EXERCISE DIRECTIONS:
Every record here needs to be written out again exactly.

--

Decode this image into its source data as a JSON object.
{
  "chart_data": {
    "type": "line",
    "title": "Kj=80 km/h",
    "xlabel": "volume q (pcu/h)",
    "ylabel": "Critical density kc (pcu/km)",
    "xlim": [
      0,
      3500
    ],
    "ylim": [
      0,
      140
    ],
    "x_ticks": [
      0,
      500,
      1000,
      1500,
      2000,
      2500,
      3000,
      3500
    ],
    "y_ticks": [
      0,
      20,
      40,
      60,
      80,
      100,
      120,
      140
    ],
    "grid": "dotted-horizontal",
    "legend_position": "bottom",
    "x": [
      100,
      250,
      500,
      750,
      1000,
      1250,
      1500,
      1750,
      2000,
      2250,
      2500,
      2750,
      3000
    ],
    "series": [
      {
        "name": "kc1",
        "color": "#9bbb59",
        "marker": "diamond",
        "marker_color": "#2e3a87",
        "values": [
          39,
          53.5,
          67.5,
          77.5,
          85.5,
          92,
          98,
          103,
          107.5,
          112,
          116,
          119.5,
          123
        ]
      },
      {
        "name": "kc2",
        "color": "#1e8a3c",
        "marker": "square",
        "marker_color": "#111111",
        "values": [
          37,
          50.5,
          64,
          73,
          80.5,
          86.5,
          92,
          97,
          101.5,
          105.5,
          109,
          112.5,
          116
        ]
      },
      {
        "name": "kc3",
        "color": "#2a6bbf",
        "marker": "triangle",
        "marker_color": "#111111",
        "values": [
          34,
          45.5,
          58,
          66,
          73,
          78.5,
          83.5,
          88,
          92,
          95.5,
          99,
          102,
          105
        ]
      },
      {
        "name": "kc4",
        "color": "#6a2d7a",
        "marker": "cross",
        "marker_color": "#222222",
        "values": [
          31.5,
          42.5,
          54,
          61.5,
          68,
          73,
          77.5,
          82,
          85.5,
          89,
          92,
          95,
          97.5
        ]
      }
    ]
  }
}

--

RESPONSE TO THE TASK:
Decode this image into its source data as a JSON object.
{
  "chart_data": {
    "type": "line",
    "title": "Kj=80 km/h",
    "xlabel": "volume q (pcu/h)",
    "ylabel": "Critical density kc (pcu/km)",
    "xlim": [
      0,
      3500
    ],
    "ylim": [
      0,
      140
    ],
    "x_ticks": [
      0,
      500,
      1000,
      1500,
      2000,
      2500,
      3000,
      3500
    ],
    "y_ticks": [
      0,
      20,
      40,
      60,
      80,
      100,
      120,
      140
    ],
    "grid": "dotted-horizontal",
    "legend_position": "bottom",
    "x": [
      100,
      250,
      500,
      750,
      1000,
      1250,
      1500,
      1750,
      2000,
      2250,
      2500,
      2750,
      3000
    ],
    "series": [
      {
        "name": "kc1",
        "color": "#9bbb59",
        "marker": "diamond",
        "marker_color": "#2e3a87",
        "values": [
          39,
          53.5,
          67.5,
          77.5,
          85.5,
          92,
          98,
          103,
          107.5,
          112,
          116,
          119.5,
          123
        ]
      },
      {
        "name": "kc2",
        "color": "#1e8a3c",
        "marker": "square",
        "marker_color": "#111111",
        "values": [
          37,
          50.5,
          64,
          73,
          80.5,
          86.5,
          92,
          97,
          101.5,
          105.5,
          109,
          112.5,
          116
        ]
      },
      {
        "name": "kc3",
        "color": "#2a6bbf",
        "marker": "triangle",
        "marker_color": "#111111",
        "values": [
          34,
          45.5,
          58,
          66,
          73,
          78.5,
          83.5,
          88,
          92,
          95.5,
          99,
          102,
          105
        ]
      },
      {
        "name": "kc4",
        "color": "#6a2d7a",
        "marker": "cross",
        "marker_color": "#222222",
        "values": [
          31.5,
          42.5,
          54,
          61.5,
          68,
          73,
          77.5,
          82,
          85.5,
          89,
          92,
          95,
          97.5
        ]
      }
    ]
  }
}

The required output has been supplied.